## REQUIREMENT
Return each line containing "Warehouse".

____________________

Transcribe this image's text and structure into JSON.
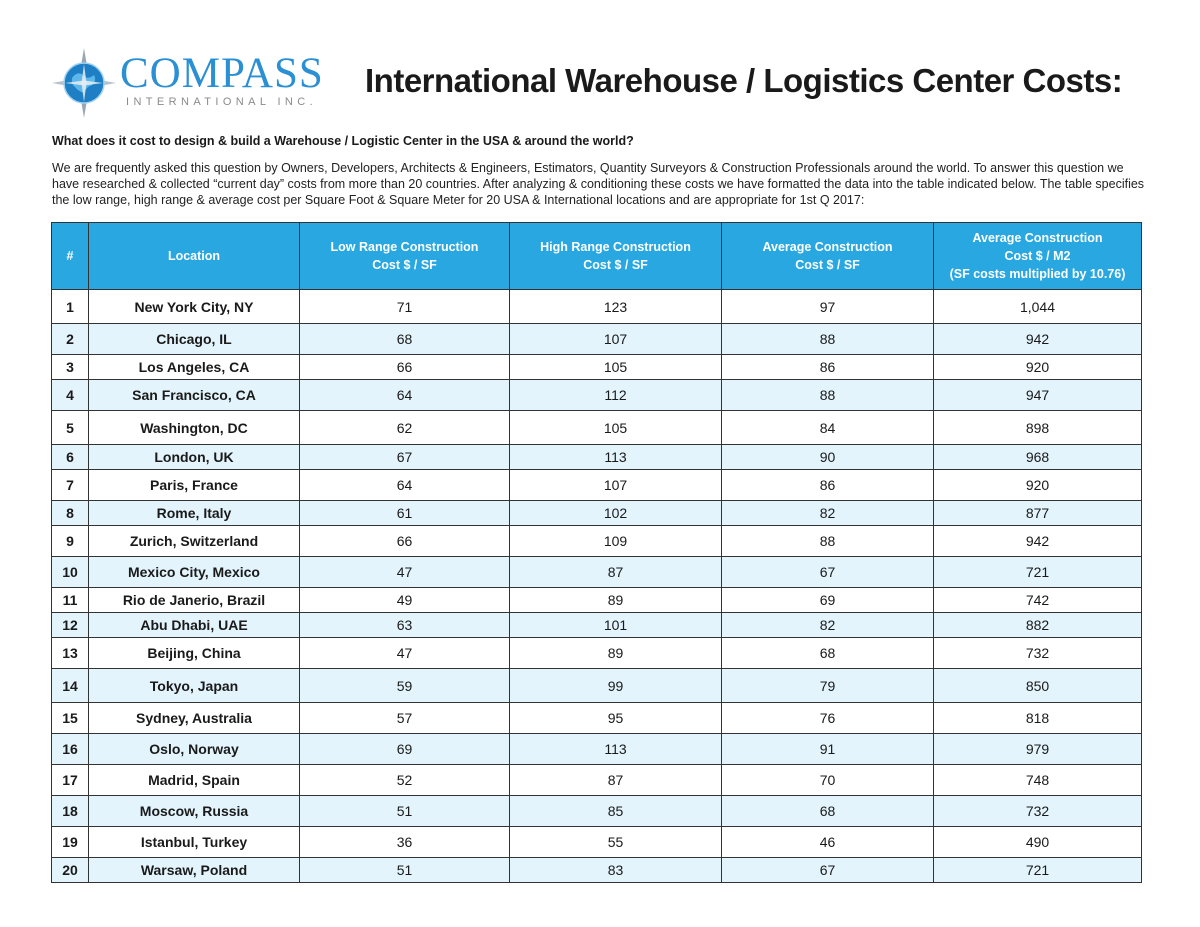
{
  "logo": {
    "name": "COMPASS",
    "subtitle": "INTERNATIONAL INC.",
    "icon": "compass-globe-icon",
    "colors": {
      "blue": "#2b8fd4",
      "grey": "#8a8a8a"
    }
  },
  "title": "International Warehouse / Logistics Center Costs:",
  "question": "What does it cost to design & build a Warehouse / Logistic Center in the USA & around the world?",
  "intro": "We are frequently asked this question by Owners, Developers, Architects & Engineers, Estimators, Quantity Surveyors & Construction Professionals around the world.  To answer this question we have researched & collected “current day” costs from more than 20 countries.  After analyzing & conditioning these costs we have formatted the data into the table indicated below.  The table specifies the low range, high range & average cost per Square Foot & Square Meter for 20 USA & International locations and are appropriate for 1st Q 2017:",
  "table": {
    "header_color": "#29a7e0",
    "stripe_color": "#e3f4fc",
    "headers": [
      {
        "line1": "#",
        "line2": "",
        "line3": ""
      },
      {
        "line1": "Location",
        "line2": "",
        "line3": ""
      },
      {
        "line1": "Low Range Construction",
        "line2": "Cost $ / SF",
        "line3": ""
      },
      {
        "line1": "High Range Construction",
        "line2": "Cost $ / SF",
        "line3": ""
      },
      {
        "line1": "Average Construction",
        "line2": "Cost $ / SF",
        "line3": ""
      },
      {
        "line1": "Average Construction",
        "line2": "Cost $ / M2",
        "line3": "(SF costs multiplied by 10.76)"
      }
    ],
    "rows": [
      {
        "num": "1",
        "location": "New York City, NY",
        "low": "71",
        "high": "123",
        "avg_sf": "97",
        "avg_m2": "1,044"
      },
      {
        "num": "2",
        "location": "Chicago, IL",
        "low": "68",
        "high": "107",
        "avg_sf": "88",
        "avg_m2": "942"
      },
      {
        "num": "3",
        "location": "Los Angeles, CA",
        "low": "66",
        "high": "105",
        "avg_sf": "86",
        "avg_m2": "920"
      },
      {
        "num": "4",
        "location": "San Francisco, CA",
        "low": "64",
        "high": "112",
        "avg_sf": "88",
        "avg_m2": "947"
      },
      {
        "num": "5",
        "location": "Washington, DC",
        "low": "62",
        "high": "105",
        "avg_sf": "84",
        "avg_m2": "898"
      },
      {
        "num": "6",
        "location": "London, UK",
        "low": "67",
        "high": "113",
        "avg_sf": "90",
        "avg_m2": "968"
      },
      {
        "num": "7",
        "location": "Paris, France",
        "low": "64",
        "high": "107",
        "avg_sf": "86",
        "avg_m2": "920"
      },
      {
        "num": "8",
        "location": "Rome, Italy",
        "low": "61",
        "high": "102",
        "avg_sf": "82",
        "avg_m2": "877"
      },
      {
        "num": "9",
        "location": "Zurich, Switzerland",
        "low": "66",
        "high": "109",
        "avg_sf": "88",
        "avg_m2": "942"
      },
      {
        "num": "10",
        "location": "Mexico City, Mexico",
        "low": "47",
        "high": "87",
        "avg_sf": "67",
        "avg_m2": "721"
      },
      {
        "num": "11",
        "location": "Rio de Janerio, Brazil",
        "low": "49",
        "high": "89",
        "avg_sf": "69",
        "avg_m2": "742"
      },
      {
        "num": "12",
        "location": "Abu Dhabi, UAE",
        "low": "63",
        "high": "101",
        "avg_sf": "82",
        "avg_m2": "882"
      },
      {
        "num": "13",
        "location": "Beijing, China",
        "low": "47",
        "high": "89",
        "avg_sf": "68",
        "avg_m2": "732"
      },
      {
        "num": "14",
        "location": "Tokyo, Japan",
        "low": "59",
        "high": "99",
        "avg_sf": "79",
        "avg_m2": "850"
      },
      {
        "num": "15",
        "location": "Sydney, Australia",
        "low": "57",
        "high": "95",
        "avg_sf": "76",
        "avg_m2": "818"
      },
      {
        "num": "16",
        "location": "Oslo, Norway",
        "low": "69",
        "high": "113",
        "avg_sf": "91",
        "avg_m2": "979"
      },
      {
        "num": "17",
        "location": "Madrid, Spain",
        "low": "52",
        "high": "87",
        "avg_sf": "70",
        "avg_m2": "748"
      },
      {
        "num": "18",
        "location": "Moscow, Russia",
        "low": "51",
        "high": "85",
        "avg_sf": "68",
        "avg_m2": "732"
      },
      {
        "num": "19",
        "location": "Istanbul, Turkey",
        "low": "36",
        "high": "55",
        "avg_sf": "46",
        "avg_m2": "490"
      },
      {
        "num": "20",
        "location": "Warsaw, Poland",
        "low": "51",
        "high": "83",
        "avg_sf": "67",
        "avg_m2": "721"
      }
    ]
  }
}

____________________

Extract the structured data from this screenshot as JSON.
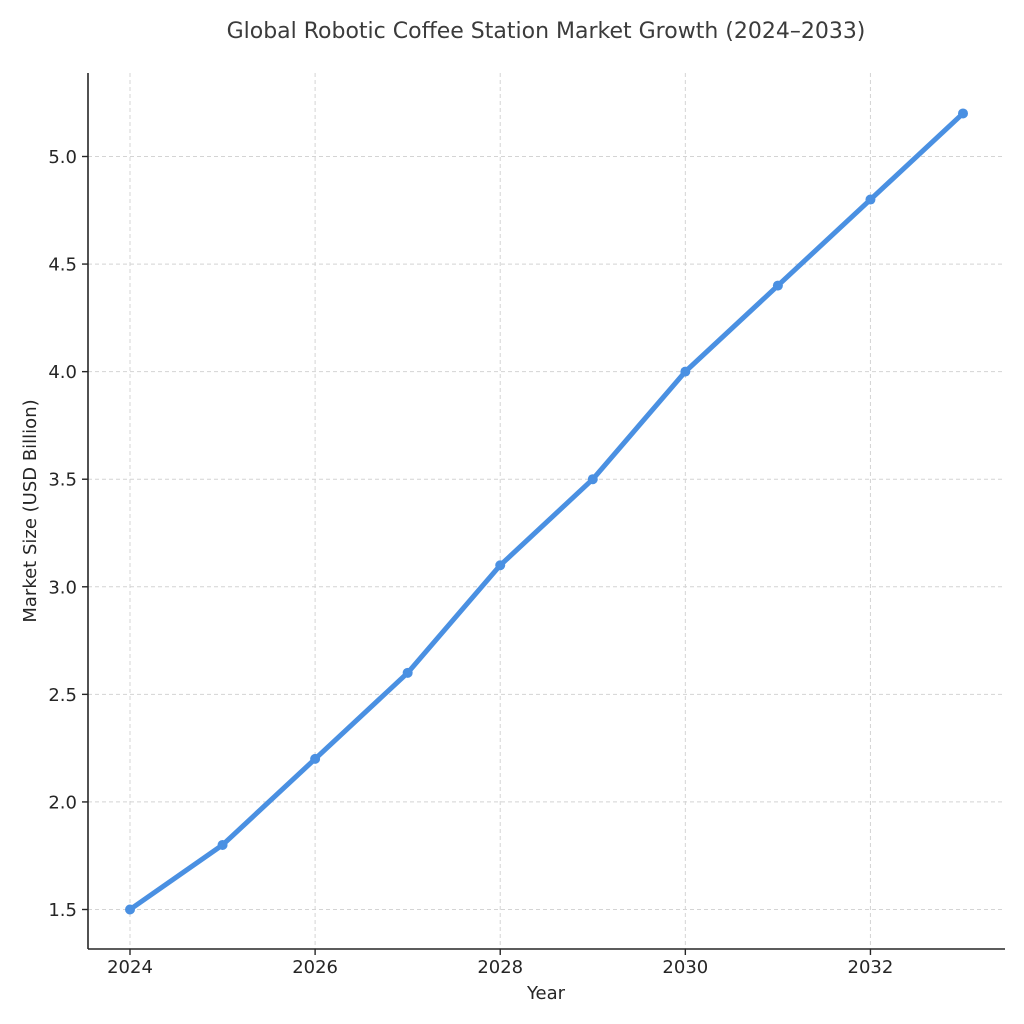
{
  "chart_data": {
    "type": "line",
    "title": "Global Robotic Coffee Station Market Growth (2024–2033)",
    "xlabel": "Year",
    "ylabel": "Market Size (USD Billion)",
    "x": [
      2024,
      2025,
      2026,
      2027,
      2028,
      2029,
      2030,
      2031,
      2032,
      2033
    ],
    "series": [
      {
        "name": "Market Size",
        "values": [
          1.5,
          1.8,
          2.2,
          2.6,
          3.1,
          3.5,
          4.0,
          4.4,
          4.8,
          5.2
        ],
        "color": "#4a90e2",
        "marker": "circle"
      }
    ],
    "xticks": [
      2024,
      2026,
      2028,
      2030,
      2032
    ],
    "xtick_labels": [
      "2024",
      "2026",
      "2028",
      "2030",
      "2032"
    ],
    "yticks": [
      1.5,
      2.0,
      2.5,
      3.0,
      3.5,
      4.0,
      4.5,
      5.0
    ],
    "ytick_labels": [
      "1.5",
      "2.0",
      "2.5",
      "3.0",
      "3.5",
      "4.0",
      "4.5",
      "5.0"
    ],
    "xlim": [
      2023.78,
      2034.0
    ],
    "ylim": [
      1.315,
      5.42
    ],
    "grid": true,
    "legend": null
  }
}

____________________

## SOLUTION TO THE EXERCISE
  "title": "International Warehouse / Logistics Center Costs:",
  "question": "What does it cost to design & build a Warehouse / Logistic Center in the USA & around the world?",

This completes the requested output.